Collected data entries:
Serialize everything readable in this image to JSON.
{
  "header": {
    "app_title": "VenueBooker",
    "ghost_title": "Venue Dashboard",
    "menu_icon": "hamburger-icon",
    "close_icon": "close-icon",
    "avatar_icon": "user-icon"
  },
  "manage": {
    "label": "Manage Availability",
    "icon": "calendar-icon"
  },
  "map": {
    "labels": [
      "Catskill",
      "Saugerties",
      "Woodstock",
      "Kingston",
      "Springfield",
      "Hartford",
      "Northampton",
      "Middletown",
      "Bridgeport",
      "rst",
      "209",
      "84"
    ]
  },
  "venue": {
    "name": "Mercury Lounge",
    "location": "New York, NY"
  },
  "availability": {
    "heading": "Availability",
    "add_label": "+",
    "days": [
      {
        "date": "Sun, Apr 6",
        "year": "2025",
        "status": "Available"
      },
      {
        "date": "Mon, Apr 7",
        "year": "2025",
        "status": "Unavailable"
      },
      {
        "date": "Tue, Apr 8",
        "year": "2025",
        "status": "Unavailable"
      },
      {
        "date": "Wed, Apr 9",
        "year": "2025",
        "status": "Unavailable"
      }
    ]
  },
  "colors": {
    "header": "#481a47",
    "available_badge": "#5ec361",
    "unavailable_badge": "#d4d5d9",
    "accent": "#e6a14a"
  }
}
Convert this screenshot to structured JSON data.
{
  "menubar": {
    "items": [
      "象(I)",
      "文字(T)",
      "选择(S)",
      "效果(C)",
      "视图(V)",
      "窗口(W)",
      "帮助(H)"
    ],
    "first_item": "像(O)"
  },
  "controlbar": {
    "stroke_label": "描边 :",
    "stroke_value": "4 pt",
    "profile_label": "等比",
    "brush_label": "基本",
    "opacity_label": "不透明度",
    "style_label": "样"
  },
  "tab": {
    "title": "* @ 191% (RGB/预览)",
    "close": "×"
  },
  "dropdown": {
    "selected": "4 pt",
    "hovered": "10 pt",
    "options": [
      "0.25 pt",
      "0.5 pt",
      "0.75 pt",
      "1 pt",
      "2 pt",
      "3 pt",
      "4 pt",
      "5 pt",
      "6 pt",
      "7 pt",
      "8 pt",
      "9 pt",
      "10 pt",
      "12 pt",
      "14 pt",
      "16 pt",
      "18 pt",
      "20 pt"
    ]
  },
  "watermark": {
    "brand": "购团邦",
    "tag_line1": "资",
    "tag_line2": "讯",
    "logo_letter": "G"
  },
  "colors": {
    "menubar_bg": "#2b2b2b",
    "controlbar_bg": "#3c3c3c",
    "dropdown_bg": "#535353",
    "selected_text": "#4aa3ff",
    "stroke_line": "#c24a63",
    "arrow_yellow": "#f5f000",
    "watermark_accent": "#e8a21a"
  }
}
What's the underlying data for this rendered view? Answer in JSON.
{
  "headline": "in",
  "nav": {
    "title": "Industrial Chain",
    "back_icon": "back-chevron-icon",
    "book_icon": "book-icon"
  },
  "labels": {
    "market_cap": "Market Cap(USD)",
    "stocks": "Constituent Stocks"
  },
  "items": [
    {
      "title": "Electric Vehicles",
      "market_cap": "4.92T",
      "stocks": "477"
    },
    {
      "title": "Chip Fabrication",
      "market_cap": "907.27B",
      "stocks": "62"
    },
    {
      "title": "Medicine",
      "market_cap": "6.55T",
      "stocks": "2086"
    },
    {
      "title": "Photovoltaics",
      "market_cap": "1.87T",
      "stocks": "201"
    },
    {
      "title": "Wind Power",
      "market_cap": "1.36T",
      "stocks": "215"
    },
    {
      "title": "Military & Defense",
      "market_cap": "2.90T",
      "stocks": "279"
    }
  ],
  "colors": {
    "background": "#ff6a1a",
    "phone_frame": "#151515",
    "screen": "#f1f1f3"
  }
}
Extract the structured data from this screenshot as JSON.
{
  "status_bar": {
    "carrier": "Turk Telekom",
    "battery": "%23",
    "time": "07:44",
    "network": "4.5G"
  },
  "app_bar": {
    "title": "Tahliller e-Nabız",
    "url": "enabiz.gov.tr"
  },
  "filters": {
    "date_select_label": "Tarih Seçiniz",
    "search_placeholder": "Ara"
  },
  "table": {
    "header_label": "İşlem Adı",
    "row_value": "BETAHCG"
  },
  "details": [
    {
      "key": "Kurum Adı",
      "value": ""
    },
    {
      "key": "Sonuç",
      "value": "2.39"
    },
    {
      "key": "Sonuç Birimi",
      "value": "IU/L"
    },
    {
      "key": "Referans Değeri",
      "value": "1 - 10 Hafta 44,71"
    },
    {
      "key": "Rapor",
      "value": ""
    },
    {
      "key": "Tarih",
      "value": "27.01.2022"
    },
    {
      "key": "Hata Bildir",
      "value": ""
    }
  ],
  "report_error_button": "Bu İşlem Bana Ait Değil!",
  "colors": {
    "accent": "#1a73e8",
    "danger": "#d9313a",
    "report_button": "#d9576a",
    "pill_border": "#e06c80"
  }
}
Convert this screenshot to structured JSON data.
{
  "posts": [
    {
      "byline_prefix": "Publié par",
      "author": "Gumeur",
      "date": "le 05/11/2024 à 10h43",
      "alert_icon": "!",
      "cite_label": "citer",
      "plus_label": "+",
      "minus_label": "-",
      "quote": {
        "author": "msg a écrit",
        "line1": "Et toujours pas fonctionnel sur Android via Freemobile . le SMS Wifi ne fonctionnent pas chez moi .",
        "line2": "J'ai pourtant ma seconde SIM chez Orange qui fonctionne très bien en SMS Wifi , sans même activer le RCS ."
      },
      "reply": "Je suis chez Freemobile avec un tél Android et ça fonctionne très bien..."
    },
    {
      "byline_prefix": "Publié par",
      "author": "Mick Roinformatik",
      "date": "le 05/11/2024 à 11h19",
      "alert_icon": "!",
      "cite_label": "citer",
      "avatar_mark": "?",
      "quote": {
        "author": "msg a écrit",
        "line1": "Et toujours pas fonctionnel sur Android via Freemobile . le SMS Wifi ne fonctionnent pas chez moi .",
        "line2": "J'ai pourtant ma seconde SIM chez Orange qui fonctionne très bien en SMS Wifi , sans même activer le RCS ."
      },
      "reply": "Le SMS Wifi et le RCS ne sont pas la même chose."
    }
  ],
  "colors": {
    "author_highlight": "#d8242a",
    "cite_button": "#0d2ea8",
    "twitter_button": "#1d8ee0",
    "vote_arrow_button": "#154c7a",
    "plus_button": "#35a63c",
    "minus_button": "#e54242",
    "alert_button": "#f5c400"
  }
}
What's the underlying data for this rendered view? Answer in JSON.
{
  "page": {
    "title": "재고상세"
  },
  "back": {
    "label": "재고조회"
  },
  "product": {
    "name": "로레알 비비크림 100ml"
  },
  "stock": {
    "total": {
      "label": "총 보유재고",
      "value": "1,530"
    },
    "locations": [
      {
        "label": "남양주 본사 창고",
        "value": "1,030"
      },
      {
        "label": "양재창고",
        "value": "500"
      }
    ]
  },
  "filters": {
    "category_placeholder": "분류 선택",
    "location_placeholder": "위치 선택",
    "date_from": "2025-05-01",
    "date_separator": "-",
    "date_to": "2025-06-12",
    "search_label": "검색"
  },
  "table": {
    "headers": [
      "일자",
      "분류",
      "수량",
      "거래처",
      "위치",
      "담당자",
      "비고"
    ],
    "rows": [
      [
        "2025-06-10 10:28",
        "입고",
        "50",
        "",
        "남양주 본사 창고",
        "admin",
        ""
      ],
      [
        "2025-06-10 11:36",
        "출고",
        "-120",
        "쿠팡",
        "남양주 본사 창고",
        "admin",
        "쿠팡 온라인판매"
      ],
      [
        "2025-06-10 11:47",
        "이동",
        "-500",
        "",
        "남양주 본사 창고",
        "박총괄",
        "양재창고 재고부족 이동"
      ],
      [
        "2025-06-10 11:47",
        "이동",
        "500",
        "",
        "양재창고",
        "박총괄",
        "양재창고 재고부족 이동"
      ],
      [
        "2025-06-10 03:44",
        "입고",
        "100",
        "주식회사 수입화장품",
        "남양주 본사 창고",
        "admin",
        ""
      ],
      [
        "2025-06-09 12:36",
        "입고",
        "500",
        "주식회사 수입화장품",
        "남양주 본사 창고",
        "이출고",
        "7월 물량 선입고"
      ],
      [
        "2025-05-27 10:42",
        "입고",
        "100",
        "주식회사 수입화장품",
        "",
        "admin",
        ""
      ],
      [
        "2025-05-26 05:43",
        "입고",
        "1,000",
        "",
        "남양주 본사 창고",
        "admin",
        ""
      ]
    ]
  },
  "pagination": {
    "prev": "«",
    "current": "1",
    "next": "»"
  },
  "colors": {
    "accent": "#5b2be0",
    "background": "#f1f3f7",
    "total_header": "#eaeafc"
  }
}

Written task: Show the lines of the material that contain the word "양재창고".

Solution to this problem:
        "label": "양재창고",
        "양재창고 재고부족 이동"
        "양재창고",
        "양재창고 재고부족 이동"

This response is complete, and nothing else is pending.